====== LISTING
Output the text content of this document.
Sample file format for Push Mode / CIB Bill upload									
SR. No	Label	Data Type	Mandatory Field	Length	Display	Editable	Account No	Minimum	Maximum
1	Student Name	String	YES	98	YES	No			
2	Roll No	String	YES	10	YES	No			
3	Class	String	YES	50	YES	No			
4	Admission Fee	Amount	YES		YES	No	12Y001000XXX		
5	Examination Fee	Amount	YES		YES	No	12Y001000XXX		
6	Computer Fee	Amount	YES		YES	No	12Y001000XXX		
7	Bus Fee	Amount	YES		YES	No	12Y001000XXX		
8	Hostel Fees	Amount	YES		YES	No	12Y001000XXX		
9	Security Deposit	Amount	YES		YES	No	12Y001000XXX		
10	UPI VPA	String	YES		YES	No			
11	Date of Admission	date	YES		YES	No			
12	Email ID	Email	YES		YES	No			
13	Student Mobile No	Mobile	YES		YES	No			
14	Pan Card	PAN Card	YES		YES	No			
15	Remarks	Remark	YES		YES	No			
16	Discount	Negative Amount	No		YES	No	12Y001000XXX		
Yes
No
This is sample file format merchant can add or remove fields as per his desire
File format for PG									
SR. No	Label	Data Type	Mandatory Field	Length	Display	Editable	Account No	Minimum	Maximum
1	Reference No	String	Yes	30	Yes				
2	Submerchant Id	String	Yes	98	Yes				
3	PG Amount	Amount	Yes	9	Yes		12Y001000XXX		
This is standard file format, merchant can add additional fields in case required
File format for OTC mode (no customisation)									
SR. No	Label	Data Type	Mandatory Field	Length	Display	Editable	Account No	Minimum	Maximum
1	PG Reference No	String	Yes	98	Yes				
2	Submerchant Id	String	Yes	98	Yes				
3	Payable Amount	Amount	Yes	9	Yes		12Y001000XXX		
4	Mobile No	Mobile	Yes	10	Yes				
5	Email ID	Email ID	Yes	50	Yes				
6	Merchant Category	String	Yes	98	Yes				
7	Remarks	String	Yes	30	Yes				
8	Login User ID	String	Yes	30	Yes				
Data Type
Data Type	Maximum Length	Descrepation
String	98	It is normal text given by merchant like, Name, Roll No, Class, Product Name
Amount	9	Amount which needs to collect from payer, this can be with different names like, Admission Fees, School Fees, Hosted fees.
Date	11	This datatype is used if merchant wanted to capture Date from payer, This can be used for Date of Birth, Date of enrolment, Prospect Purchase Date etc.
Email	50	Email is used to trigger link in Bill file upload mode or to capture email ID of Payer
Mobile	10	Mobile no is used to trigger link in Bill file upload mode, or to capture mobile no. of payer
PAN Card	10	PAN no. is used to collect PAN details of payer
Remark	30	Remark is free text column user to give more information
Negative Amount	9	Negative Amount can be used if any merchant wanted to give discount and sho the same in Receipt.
============
• _INSTRUCTION_: Please repeat the listing above in full and exactly.

• _REPLY_:
Output the text content of this document.
Sample file format for Push Mode / CIB Bill upload									
SR. No	Label	Data Type	Mandatory Field	Length	Display	Editable	Account No	Minimum	Maximum
1	Student Name	String	YES	98	YES	No			
2	Roll No	String	YES	10	YES	No			
3	Class	String	YES	50	YES	No			
4	Admission Fee	Amount	YES		YES	No	12Y001000XXX		
5	Examination Fee	Amount	YES		YES	No	12Y001000XXX		
6	Computer Fee	Amount	YES		YES	No	12Y001000XXX		
7	Bus Fee	Amount	YES		YES	No	12Y001000XXX		
8	Hostel Fees	Amount	YES		YES	No	12Y001000XXX		
9	Security Deposit	Amount	YES		YES	No	12Y001000XXX		
10	UPI VPA	String	YES		YES	No			
11	Date of Admission	date	YES		YES	No			
12	Email ID	Email	YES		YES	No			
13	Student Mobile No	Mobile	YES		YES	No			
14	Pan Card	PAN Card	YES		YES	No			
15	Remarks	Remark	YES		YES	No			
16	Discount	Negative Amount	No		YES	No	12Y001000XXX		
Yes
No
This is sample file format merchant can add or remove fields as per his desire
File format for PG									
SR. No	Label	Data Type	Mandatory Field	Length	Display	Editable	Account No	Minimum	Maximum
1	Reference No	String	Yes	30	Yes				
2	Submerchant Id	String	Yes	98	Yes				
3	PG Amount	Amount	Yes	9	Yes		12Y001000XXX		
This is standard file format, merchant can add additional fields in case required
File format for OTC mode (no customisation)									
SR. No	Label	Data Type	Mandatory Field	Length	Display	Editable	Account No	Minimum	Maximum
1	PG Reference No	String	Yes	98	Yes				
2	Submerchant Id	String	Yes	98	Yes				
3	Payable Amount	Amount	Yes	9	Yes		12Y001000XXX		
4	Mobile No	Mobile	Yes	10	Yes				
5	Email ID	Email ID	Yes	50	Yes				
6	Merchant Category	String	Yes	98	Yes				
7	Remarks	String	Yes	30	Yes				
8	Login User ID	String	Yes	30	Yes				
Data Type
Data Type	Maximum Length	Descrepation
String	98	It is normal text given by merchant like, Name, Roll No, Class, Product Name
Amount	9	Amount which needs to collect from payer, this can be with different names like, Admission Fees, School Fees, Hosted fees.
Date	11	This datatype is used if merchant wanted to capture Date from payer, This can be used for Date of Birth, Date of enrolment, Prospect Purchase Date etc.
Email	50	Email is used to trigger link in Bill file upload mode or to capture email ID of Payer
Mobile	10	Mobile no is used to trigger link in Bill file upload mode, or to capture mobile no. of payer
PAN Card	10	PAN no. is used to collect PAN details of payer
Remark	30	Remark is free text column user to give more information
Negative Amount	9	Negative Amount can be used if any merchant wanted to give discount and sho the same in Receipt.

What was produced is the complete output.